> _Work to be completed_
All of the data below should be written out exactly.

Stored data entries

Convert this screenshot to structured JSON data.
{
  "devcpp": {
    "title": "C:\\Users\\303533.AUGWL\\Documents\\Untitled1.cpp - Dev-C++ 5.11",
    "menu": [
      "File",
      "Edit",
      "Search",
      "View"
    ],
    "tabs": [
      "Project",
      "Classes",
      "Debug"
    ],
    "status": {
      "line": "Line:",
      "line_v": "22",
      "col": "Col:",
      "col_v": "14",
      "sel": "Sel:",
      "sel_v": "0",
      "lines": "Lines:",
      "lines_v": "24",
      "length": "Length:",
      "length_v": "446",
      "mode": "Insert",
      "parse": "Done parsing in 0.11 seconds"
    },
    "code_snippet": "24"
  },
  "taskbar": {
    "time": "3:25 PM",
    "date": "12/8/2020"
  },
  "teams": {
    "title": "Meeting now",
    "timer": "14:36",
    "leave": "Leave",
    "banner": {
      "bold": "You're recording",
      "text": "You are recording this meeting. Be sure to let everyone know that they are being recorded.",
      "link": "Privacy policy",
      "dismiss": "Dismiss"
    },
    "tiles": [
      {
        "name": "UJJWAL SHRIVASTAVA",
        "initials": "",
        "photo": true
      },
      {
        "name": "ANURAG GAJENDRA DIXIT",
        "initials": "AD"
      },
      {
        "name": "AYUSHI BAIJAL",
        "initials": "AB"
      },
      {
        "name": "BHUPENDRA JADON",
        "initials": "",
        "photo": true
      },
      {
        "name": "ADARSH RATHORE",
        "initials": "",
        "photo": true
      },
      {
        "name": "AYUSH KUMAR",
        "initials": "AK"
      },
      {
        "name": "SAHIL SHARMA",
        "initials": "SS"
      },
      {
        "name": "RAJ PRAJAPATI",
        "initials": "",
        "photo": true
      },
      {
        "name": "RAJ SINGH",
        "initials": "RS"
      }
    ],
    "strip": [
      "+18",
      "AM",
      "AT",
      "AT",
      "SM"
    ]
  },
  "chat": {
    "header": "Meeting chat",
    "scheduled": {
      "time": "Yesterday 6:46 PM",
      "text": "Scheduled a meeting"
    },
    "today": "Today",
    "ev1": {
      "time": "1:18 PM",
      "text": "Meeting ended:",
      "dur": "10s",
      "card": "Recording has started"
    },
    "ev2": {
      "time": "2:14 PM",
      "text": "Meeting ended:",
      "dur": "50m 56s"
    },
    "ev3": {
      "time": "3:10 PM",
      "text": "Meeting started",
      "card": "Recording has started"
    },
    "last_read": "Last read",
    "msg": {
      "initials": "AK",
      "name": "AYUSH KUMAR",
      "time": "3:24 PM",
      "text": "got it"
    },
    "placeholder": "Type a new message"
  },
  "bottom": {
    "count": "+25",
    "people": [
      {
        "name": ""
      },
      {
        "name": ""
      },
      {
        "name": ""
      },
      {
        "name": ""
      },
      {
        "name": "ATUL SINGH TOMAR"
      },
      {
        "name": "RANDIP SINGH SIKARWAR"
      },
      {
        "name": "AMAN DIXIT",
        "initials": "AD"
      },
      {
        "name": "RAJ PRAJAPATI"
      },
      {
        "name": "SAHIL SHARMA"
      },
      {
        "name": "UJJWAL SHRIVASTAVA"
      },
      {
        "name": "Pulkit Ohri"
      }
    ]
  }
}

> _Reply to the task_
Convert this screenshot to structured JSON data.
{
  "devcpp": {
    "title": "C:\\Users\\303533.AUGWL\\Documents\\Untitled1.cpp - Dev-C++ 5.11",
    "menu": [
      "File",
      "Edit",
      "Search",
      "View"
    ],
    "tabs": [
      "Project",
      "Classes",
      "Debug"
    ],
    "status": {
      "line": "Line:",
      "line_v": "22",
      "col": "Col:",
      "col_v": "14",
      "sel": "Sel:",
      "sel_v": "0",
      "lines": "Lines:",
      "lines_v": "24",
      "length": "Length:",
      "length_v": "446",
      "mode": "Insert",
      "parse": "Done parsing in 0.11 seconds"
    },
    "code_snippet": "24"
  },
  "taskbar": {
    "time": "3:25 PM",
    "date": "12/8/2020"
  },
  "teams": {
    "title": "Meeting now",
    "timer": "14:36",
    "leave": "Leave",
    "banner": {
      "bold": "You're recording",
      "text": "You are recording this meeting. Be sure to let everyone know that they are being recorded.",
      "link": "Privacy policy",
      "dismiss": "Dismiss"
    },
    "tiles": [
      {
        "name": "UJJWAL SHRIVASTAVA",
        "initials": "",
        "photo": true
      },
      {
        "name": "ANURAG GAJENDRA DIXIT",
        "initials": "AD"
      },
      {
        "name": "AYUSHI BAIJAL",
        "initials": "AB"
      },
      {
        "name": "BHUPENDRA JADON",
        "initials": "",
        "photo": true
      },
      {
        "name": "ADARSH RATHORE",
        "initials": "",
        "photo": true
      },
      {
        "name": "AYUSH KUMAR",
        "initials": "AK"
      },
      {
        "name": "SAHIL SHARMA",
        "initials": "SS"
      },
      {
        "name": "RAJ PRAJAPATI",
        "initials": "",
        "photo": true
      },
      {
        "name": "RAJ SINGH",
        "initials": "RS"
      }
    ],
    "strip": [
      "+18",
      "AM",
      "AT",
      "AT",
      "SM"
    ]
  },
  "chat": {
    "header": "Meeting chat",
    "scheduled": {
      "time": "Yesterday 6:46 PM",
      "text": "Scheduled a meeting"
    },
    "today": "Today",
    "ev1": {
      "time": "1:18 PM",
      "text": "Meeting ended:",
      "dur": "10s",
      "card": "Recording has started"
    },
    "ev2": {
      "time": "2:14 PM",
      "text": "Meeting ended:",
      "dur": "50m 56s"
    },
    "ev3": {
      "time": "3:10 PM",
      "text": "Meeting started",
      "card": "Recording has started"
    },
    "last_read": "Last read",
    "msg": {
      "initials": "AK",
      "name": "AYUSH KUMAR",
      "time": "3:24 PM",
      "text": "got it"
    },
    "placeholder": "Type a new message"
  },
  "bottom": {
    "count": "+25",
    "people": [
      {
        "name": ""
      },
      {
        "name": ""
      },
      {
        "name": ""
      },
      {
        "name": ""
      },
      {
        "name": "ATUL SINGH TOMAR"
      },
      {
        "name": "RANDIP SINGH SIKARWAR"
      },
      {
        "name": "AMAN DIXIT",
        "initials": "AD"
      },
      {
        "name": "RAJ PRAJAPATI"
      },
      {
        "name": "SAHIL SHARMA"
      },
      {
        "name": "UJJWAL SHRIVASTAVA"
      },
      {
        "name": "Pulkit Ohri"
      }
    ]
  }
}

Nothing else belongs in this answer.